● **Job**: Can you copy, word for word, the part of the Hadoop issue comment that opens with the words "You are viewing" and closes with "during vectored read."?

● **Reading text**:

+ + + + + + +

You are viewing a plain text version of this content. The canonical link for it is here.
Posted to common-issues@hadoop.apache.org by "ASF GitHub Bot (Jira)" <ji...@apache.org> on 2022/09/22 13:00:00 UTC
[jira] [Commented] (HADOOP-18463) Add an integration test to process data asynchronously during vectored read.

    [ https://issues.apache.org/jira/browse/HADOOP-18463?page=com.atlassian.jira.plugin.system.issuetabpanels:comment-tabpanel&focusedCommentId=17608270#comment-17608270 ] 

ASF GitHub Bot commented on HADOOP-18463:
-----------------------------------------

steveloughran commented on code in PR #4921:
URL: https://github.com/apache/hadoop/pull/4921#discussion_r977566267


##########
hadoop-common-project/hadoop-common/src/test/java/org/apache/hadoop/fs/contract/AbstractContractVectoredReadTest.java:
##########
@@ -364,6 +373,63 @@ public void testMultipleVectoredReads() throws Exception {
     }
   }
 
+  /**
+   * This test creates list of ranges and then submit a readVectored
+   * operation and then uses a separate thread pool to process the
+   * results asynchronously.

+ + + + + + +

● **Dataset**:
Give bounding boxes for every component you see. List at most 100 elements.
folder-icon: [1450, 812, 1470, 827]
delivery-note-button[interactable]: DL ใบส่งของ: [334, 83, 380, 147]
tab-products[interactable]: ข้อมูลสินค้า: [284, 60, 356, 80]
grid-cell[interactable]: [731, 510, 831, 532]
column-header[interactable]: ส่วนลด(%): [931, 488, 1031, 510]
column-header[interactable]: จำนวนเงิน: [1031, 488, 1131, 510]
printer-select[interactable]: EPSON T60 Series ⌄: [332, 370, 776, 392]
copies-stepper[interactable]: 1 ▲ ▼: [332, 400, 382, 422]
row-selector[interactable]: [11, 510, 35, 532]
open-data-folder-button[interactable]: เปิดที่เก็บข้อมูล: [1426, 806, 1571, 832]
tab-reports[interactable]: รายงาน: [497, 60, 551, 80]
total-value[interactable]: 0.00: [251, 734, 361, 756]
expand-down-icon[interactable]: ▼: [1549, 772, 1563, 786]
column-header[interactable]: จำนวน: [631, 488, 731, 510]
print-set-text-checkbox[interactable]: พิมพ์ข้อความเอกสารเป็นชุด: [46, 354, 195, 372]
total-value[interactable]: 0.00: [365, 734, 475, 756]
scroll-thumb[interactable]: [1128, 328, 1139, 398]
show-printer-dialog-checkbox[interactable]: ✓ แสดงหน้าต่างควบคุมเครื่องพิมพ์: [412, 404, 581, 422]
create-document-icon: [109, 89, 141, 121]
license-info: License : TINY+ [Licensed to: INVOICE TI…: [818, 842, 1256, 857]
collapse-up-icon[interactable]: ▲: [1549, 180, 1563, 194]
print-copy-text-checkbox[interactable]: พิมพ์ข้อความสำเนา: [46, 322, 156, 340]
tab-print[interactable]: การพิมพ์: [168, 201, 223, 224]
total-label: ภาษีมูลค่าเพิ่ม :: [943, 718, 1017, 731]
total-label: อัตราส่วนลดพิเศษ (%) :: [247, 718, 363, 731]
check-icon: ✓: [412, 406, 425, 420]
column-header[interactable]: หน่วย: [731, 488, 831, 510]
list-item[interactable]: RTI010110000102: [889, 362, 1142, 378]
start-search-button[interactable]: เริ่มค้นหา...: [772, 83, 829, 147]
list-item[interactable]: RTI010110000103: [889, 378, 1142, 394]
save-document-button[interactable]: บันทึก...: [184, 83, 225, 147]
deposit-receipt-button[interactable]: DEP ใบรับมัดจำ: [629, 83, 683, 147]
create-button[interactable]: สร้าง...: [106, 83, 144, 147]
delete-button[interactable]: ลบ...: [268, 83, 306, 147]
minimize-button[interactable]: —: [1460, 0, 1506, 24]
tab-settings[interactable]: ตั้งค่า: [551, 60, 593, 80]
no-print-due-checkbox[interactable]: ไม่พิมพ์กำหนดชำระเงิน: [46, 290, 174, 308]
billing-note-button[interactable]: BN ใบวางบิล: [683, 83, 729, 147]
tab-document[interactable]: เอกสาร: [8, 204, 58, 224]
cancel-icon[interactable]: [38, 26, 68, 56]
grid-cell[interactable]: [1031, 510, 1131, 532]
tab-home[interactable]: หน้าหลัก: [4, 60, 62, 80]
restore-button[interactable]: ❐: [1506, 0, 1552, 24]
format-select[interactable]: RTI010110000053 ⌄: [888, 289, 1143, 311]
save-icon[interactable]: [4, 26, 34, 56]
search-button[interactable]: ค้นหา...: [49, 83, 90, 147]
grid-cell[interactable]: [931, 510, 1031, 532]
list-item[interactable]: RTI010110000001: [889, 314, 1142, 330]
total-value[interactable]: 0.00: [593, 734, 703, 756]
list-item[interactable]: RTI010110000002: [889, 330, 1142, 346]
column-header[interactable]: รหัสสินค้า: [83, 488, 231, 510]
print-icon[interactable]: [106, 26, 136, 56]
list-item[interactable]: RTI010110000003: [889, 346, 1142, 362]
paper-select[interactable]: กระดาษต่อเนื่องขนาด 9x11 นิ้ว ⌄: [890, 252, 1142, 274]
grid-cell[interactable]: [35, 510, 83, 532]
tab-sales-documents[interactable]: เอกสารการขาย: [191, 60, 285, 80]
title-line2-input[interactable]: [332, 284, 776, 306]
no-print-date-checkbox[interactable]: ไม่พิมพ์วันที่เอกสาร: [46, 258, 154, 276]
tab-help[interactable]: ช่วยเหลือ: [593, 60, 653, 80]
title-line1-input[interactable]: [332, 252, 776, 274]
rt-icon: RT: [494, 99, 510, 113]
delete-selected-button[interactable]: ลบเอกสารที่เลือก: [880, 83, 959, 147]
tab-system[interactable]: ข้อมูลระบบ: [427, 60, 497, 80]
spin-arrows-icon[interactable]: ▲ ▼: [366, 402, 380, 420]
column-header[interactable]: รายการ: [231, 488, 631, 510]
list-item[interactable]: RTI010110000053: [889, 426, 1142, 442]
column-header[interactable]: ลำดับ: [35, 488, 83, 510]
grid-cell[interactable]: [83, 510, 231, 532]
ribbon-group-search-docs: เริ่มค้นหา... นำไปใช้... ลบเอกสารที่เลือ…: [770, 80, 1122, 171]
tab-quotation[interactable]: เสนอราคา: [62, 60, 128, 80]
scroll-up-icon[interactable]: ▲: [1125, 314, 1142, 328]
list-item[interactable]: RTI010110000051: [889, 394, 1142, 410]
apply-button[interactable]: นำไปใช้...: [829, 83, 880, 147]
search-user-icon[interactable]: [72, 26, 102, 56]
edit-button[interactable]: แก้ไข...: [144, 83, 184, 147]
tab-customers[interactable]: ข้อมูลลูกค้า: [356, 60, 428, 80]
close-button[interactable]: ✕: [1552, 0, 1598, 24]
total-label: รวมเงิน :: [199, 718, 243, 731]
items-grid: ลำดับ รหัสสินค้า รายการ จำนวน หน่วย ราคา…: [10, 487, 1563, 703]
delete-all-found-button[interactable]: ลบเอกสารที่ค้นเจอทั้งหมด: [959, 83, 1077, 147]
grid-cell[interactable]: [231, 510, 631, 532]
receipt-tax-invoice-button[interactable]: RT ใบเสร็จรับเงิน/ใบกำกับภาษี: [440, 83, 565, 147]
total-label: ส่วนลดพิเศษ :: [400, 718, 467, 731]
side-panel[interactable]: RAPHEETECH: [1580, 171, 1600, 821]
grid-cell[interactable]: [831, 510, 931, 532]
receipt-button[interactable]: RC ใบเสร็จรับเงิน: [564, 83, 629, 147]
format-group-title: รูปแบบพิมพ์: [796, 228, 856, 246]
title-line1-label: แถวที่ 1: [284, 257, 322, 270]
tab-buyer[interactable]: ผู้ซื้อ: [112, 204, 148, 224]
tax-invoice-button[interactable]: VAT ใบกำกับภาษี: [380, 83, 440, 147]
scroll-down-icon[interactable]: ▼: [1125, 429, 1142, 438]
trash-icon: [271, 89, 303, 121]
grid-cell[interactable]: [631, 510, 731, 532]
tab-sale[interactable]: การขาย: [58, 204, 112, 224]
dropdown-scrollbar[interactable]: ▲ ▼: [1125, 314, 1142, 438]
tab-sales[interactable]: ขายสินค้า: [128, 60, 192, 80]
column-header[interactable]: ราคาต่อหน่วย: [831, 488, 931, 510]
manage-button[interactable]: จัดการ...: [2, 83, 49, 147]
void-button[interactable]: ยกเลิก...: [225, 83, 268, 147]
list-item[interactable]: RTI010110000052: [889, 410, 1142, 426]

+ + + + + + +

● **Response**:
You are viewing a plain text version of this content. The canonical link for it is here.
Posted to common-issues@hadoop.apache.org by "ASF GitHub Bot (Jira)" <ji...@apache.org> on 2022/09/22 13:00:00 UTC
[jira] [Commented] (HADOOP-18463) Add an integration test to process data asynchronously during vectored read.